*What is needed*. Make an exact copy of all the data.

*Dataset*.
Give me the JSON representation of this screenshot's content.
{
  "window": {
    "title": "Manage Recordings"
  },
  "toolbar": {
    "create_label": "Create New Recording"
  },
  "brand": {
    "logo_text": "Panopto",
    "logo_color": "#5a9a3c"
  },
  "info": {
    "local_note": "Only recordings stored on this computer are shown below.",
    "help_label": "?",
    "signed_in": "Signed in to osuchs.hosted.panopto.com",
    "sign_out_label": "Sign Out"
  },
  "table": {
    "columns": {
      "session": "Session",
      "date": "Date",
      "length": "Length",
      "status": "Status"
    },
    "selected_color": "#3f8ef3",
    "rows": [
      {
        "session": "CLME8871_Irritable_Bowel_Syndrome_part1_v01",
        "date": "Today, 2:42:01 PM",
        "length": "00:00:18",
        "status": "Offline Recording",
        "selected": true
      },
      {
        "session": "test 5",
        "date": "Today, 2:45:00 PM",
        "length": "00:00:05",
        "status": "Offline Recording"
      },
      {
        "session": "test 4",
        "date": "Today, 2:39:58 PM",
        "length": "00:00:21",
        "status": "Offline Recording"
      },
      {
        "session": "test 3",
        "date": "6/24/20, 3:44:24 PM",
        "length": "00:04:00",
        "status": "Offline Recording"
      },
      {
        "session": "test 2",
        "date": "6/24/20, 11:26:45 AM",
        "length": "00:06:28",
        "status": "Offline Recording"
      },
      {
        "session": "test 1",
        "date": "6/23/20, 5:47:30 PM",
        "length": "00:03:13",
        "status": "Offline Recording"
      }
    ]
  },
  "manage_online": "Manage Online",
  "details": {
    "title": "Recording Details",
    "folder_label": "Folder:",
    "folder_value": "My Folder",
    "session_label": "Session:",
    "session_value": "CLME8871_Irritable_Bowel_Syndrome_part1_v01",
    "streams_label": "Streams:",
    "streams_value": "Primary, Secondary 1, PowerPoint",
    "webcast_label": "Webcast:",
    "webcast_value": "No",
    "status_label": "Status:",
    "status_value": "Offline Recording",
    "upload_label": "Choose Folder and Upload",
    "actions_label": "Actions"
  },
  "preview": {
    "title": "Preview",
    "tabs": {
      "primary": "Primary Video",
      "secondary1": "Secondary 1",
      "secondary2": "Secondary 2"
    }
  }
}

*Response below*.
Give me the JSON representation of this screenshot's content.
{
  "window": {
    "title": "Manage Recordings"
  },
  "toolbar": {
    "create_label": "Create New Recording"
  },
  "brand": {
    "logo_text": "Panopto",
    "logo_color": "#5a9a3c"
  },
  "info": {
    "local_note": "Only recordings stored on this computer are shown below.",
    "help_label": "?",
    "signed_in": "Signed in to osuchs.hosted.panopto.com",
    "sign_out_label": "Sign Out"
  },
  "table": {
    "columns": {
      "session": "Session",
      "date": "Date",
      "length": "Length",
      "status": "Status"
    },
    "selected_color": "#3f8ef3",
    "rows": [
      {
        "session": "CLME8871_Irritable_Bowel_Syndrome_part1_v01",
        "date": "Today, 2:42:01 PM",
        "length": "00:00:18",
        "status": "Offline Recording",
        "selected": true
      },
      {
        "session": "test 5",
        "date": "Today, 2:45:00 PM",
        "length": "00:00:05",
        "status": "Offline Recording"
      },
      {
        "session": "test 4",
        "date": "Today, 2:39:58 PM",
        "length": "00:00:21",
        "status": "Offline Recording"
      },
      {
        "session": "test 3",
        "date": "6/24/20, 3:44:24 PM",
        "length": "00:04:00",
        "status": "Offline Recording"
      },
      {
        "session": "test 2",
        "date": "6/24/20, 11:26:45 AM",
        "length": "00:06:28",
        "status": "Offline Recording"
      },
      {
        "session": "test 1",
        "date": "6/23/20, 5:47:30 PM",
        "length": "00:03:13",
        "status": "Offline Recording"
      }
    ]
  },
  "manage_online": "Manage Online",
  "details": {
    "title": "Recording Details",
    "folder_label": "Folder:",
    "folder_value": "My Folder",
    "session_label": "Session:",
    "session_value": "CLME8871_Irritable_Bowel_Syndrome_part1_v01",
    "streams_label": "Streams:",
    "streams_value": "Primary, Secondary 1, PowerPoint",
    "webcast_label": "Webcast:",
    "webcast_value": "No",
    "status_label": "Status:",
    "status_value": "Offline Recording",
    "upload_label": "Choose Folder and Upload",
    "actions_label": "Actions"
  },
  "preview": {
    "title": "Preview",
    "tabs": {
      "primary": "Primary Video",
      "secondary1": "Secondary 1",
      "secondary2": "Secondary 2"
    }
  }
}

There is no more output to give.